**Stated goal**
Pick out the lines below with "data" and list them.

____

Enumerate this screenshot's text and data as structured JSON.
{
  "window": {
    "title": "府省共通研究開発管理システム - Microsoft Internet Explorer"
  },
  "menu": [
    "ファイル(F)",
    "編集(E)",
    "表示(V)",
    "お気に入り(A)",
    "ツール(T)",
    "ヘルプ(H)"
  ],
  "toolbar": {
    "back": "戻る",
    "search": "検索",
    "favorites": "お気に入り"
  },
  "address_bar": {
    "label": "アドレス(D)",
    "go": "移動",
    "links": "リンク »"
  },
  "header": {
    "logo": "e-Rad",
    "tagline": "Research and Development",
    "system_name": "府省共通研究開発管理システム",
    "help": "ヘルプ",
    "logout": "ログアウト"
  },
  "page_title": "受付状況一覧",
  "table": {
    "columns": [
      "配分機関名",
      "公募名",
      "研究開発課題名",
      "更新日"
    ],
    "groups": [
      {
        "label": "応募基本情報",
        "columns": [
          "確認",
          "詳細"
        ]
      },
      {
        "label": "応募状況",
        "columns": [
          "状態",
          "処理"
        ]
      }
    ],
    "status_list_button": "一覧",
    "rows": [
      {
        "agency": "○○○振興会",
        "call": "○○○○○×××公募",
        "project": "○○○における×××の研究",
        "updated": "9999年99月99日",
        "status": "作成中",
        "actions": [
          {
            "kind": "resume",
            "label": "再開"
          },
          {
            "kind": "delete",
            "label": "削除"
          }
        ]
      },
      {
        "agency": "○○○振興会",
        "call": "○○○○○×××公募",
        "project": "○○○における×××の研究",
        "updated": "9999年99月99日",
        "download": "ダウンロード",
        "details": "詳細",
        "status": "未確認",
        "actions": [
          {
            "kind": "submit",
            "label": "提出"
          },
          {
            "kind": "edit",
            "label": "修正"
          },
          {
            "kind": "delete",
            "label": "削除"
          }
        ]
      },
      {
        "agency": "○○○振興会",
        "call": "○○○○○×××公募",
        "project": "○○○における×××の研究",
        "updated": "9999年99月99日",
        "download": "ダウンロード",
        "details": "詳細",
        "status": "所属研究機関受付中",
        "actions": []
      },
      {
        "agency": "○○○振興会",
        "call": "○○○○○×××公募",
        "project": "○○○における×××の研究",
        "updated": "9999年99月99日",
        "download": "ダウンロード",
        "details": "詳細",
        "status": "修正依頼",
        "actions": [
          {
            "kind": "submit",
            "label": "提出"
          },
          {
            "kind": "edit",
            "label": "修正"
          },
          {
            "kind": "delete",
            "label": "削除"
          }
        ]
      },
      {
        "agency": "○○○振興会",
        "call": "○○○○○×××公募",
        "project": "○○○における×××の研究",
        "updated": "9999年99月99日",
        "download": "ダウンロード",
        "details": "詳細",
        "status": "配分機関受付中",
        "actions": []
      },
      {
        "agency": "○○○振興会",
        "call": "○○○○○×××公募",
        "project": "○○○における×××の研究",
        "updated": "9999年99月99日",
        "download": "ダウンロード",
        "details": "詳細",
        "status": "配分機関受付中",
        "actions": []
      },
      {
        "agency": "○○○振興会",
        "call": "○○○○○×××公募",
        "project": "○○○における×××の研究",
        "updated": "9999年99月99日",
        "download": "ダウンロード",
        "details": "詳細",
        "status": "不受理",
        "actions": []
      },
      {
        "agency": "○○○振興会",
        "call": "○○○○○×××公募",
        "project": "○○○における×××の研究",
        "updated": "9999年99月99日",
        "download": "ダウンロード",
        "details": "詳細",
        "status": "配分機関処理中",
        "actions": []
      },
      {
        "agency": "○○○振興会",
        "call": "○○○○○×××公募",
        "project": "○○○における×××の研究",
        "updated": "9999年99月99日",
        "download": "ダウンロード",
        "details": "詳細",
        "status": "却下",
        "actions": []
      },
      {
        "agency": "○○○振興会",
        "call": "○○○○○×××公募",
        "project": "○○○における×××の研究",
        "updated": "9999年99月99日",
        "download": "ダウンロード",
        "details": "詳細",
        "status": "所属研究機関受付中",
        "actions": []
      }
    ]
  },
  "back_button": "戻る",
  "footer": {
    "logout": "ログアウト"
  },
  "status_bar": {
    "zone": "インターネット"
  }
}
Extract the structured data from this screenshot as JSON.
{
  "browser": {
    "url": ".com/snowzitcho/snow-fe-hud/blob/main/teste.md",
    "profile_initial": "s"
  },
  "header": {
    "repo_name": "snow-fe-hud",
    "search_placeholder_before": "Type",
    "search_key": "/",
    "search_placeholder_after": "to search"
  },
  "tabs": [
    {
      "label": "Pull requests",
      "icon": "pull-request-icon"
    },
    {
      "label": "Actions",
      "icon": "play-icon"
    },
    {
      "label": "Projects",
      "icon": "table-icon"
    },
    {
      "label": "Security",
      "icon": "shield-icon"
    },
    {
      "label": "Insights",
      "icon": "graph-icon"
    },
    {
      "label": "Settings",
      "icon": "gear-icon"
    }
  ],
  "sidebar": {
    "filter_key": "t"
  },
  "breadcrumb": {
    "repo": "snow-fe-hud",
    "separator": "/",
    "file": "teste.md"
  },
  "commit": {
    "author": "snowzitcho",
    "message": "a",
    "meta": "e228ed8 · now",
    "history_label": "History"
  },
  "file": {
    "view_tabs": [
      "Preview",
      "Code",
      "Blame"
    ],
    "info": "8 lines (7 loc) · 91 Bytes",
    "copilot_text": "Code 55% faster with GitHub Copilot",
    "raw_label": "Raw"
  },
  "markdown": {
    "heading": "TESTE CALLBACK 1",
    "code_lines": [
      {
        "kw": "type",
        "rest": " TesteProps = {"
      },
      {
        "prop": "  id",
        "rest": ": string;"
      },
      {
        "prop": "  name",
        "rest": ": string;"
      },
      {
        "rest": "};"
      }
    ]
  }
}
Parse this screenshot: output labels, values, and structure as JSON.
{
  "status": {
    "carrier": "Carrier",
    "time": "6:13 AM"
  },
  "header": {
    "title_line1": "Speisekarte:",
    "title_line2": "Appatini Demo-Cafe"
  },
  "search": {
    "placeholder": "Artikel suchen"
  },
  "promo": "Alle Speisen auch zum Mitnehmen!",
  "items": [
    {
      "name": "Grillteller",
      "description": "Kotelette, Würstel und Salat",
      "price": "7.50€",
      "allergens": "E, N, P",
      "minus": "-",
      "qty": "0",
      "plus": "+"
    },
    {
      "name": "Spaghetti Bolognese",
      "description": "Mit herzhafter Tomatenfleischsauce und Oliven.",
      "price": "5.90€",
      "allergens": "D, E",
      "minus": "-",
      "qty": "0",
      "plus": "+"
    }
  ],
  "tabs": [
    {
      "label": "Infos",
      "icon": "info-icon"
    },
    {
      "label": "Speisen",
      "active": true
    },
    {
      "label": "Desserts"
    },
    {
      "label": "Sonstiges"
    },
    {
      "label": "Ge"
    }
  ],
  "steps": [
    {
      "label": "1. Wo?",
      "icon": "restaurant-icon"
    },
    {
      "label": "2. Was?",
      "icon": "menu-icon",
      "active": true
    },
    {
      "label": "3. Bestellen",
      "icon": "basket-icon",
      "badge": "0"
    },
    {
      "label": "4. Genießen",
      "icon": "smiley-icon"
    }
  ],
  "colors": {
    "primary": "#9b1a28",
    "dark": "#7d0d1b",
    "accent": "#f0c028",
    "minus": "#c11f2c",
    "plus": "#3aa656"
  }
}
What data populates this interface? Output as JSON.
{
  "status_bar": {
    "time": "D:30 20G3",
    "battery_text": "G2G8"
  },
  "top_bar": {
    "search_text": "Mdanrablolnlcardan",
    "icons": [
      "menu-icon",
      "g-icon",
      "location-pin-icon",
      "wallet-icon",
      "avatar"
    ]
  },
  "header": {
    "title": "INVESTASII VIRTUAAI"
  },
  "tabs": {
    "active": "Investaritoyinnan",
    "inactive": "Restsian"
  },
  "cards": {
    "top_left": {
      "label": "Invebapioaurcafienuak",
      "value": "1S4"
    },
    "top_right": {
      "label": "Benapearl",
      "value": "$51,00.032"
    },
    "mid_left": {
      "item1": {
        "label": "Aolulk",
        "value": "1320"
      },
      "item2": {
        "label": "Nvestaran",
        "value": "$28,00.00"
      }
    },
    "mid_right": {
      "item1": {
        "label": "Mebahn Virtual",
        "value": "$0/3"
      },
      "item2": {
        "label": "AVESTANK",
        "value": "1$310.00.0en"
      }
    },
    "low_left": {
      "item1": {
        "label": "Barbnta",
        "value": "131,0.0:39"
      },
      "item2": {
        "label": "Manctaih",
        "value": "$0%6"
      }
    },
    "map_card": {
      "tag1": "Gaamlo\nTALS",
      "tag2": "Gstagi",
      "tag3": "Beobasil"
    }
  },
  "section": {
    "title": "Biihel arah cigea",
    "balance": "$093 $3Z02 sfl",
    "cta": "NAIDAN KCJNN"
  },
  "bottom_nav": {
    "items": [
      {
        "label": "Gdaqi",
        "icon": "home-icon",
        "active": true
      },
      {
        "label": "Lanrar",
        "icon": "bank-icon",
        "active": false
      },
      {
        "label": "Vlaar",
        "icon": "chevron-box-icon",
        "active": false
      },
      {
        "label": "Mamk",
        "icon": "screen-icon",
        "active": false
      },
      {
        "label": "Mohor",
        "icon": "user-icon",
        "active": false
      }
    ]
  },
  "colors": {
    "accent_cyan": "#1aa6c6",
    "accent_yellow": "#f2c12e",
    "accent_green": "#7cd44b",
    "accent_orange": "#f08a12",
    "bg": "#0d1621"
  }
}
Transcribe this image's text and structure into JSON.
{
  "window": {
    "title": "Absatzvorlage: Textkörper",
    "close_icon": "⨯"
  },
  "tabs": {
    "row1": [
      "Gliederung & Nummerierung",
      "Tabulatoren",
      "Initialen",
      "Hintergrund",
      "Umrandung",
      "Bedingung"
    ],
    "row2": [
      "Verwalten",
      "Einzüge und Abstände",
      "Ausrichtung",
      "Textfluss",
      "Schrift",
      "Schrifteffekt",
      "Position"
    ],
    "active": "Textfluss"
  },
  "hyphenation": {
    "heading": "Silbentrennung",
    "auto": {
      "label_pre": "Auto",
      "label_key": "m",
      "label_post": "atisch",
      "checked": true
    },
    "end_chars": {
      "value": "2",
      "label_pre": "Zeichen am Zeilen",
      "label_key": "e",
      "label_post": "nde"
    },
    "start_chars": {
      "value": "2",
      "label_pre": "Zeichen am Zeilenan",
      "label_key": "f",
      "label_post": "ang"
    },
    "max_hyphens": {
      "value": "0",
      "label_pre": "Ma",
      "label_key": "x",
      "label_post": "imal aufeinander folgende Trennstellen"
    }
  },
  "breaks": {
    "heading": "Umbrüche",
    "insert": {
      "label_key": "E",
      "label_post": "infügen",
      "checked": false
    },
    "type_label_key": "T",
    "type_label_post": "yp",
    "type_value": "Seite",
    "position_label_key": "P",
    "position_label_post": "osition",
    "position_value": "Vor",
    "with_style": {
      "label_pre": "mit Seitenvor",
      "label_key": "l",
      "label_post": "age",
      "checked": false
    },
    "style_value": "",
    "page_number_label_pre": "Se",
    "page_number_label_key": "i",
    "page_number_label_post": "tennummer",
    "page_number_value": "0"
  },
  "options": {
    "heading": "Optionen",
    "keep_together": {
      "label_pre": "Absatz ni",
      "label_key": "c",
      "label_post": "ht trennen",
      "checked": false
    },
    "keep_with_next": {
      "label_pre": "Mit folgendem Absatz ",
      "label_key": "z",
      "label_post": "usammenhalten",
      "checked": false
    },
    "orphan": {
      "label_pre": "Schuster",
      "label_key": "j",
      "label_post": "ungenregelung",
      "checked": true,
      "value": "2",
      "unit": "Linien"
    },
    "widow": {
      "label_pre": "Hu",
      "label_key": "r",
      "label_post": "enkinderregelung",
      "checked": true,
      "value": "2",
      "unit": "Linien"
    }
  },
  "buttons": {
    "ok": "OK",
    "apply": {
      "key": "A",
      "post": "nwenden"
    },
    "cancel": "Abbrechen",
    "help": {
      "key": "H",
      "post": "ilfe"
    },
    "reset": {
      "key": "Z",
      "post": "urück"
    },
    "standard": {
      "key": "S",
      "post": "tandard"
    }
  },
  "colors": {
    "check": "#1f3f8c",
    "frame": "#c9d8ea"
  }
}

____

**Result of the exercise**
Enumerate this screenshot's text and data as structured JSON.
Extract the structured data from this screenshot as JSON.
What data populates this interface? Output as JSON.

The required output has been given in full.